--- Start Supplied entries ---

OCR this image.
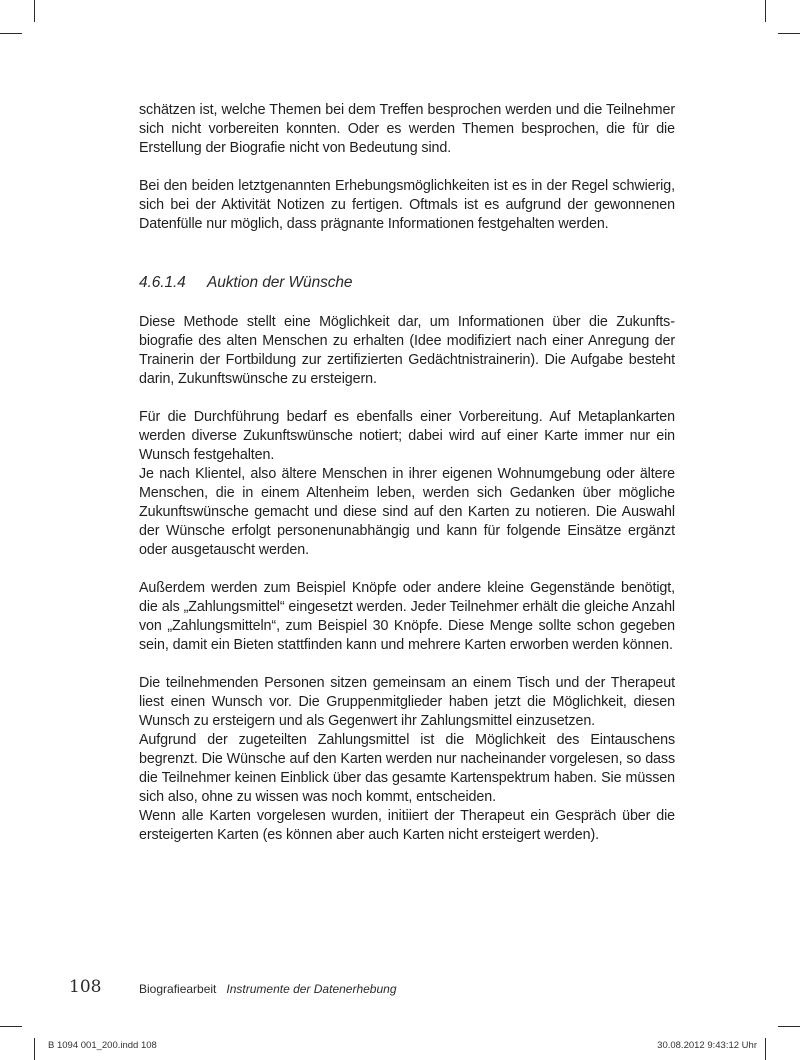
schätzen ist, welche Themen bei dem Treffen besprochen werden und die Teilnehmer sich nicht vorbereiten konnten. Oder es werden Themen besprochen, die für die Erstellung der Biografie nicht von Bedeutung sind.

Bei den beiden letztgenannten Erhebungsmöglichkeiten ist es in der Regel schwierig, sich bei der Aktivität Notizen zu fertigen. Oftmals ist es aufgrund der gewonnenen Datenfülle nur möglich, dass prägnante Informationen festgehalten werden.

4.6.1.4 Auktion der Wünsche

Diese Methode stellt eine Möglichkeit dar, um Informationen über die Zukunftsbiografie des alten Menschen zu erhalten (Idee modifiziert nach einer Anregung der Trainerin der Fortbildung zur zertifizierten Gedächtnistrainerin). Die Aufgabe besteht darin, Zukunftswünsche zu ersteigern.

Für die Durchführung bedarf es ebenfalls einer Vorbereitung. Auf Metaplankarten werden diverse Zukunftswünsche notiert; dabei wird auf einer Karte immer nur ein Wunsch festgehalten.

Je nach Klientel, also ältere Menschen in ihrer eigenen Wohnumgebung oder ältere Menschen, die in einem Altenheim leben, werden sich Gedanken über mögliche Zukunftswünsche gemacht und diese sind auf den Karten zu notieren. Die Auswahl der Wünsche erfolgt personenunabhängig und kann für folgende Einsätze ergänzt oder ausgetauscht werden.

Außerdem werden zum Beispiel Knöpfe oder andere kleine Gegenstände benötigt, die als „Zahlungsmittel“ eingesetzt werden. Jeder Teilnehmer erhält die gleiche Anzahl von „Zahlungsmitteln“, zum Beispiel 30 Knöpfe. Diese Menge sollte schon gegeben sein, damit ein Bieten stattfinden kann und mehrere Karten erworben werden können.

Die teilnehmenden Personen sitzen gemeinsam an einem Tisch und der Therapeut liest einen Wunsch vor. Die Gruppenmitglieder haben jetzt die Möglichkeit, diesen Wunsch zu ersteigern und als Gegenwert ihr Zahlungsmittel einzusetzen.

Aufgrund der zugeteilten Zahlungsmittel ist die Möglichkeit des Eintauschens begrenzt. Die Wünsche auf den Karten werden nur nacheinander vorgelesen, so dass die Teilnehmer keinen Einblick über das gesamte Kartenspektrum haben. Sie müssen sich also, ohne zu wissen was noch kommt, entscheiden.

Wenn alle Karten vorgelesen wurden, initiiert der Therapeut ein Gespräch über die ersteigerten Karten (es können aber auch Karten nicht ersteigert werden).

108	Biografiearbeit Instrumente der Datenerhebung
B 1094 001_200.indd 108	30.08.2012 9:43:12 Uhr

--- End Supplied entries ---

▶ [Written request]
Write out the listing above again, exactly, but with no pictures in the copy.

▶ [Exercise answer]
OCR this image.
schätzen ist, welche Themen bei dem Treffen besprochen werden und die Teilnehmer sich nicht vorbereiten konnten. Oder es werden Themen besprochen, die für die Erstellung der Biografie nicht von Bedeutung sind.

Bei den beiden letztgenannten Erhebungsmöglichkeiten ist es in der Regel schwierig, sich bei der Aktivität Notizen zu fertigen. Oftmals ist es aufgrund der gewonnenen Datenfülle nur möglich, dass prägnante Informationen festgehalten werden.

4.6.1.4 Auktion der Wünsche

Diese Methode stellt eine Möglichkeit dar, um Informationen über die Zukunftsbiografie des alten Menschen zu erhalten (Idee modifiziert nach einer Anregung der Trainerin der Fortbildung zur zertifizierten Gedächtnistrainerin). Die Aufgabe besteht darin, Zukunftswünsche zu ersteigern.

Für die Durchführung bedarf es ebenfalls einer Vorbereitung. Auf Metaplankarten werden diverse Zukunftswünsche notiert; dabei wird auf einer Karte immer nur ein Wunsch festgehalten.

Je nach Klientel, also ältere Menschen in ihrer eigenen Wohnumgebung oder ältere Menschen, die in einem Altenheim leben, werden sich Gedanken über mögliche Zukunftswünsche gemacht und diese sind auf den Karten zu notieren. Die Auswahl der Wünsche erfolgt personenunabhängig und kann für folgende Einsätze ergänzt oder ausgetauscht werden.

Außerdem werden zum Beispiel Knöpfe oder andere kleine Gegenstände benötigt, die als „Zahlungsmittel“ eingesetzt werden. Jeder Teilnehmer erhält die gleiche Anzahl von „Zahlungsmitteln“, zum Beispiel 30 Knöpfe. Diese Menge sollte schon gegeben sein, damit ein Bieten stattfinden kann und mehrere Karten erworben werden können.

Die teilnehmenden Personen sitzen gemeinsam an einem Tisch und der Therapeut liest einen Wunsch vor. Die Gruppenmitglieder haben jetzt die Möglichkeit, diesen Wunsch zu ersteigern und als Gegenwert ihr Zahlungsmittel einzusetzen.

Aufgrund der zugeteilten Zahlungsmittel ist die Möglichkeit des Eintauschens begrenzt. Die Wünsche auf den Karten werden nur nacheinander vorgelesen, so dass die Teilnehmer keinen Einblick über das gesamte Kartenspektrum haben. Sie müssen sich also, ohne zu wissen was noch kommt, entscheiden.

Wenn alle Karten vorgelesen wurden, initiiert der Therapeut ein Gespräch über die ersteigerten Karten (es können aber auch Karten nicht ersteigert werden).

108	Biografiearbeit Instrumente der Datenerhebung
B 1094 001_200.indd 108	30.08.2012 9:43:12 Uhr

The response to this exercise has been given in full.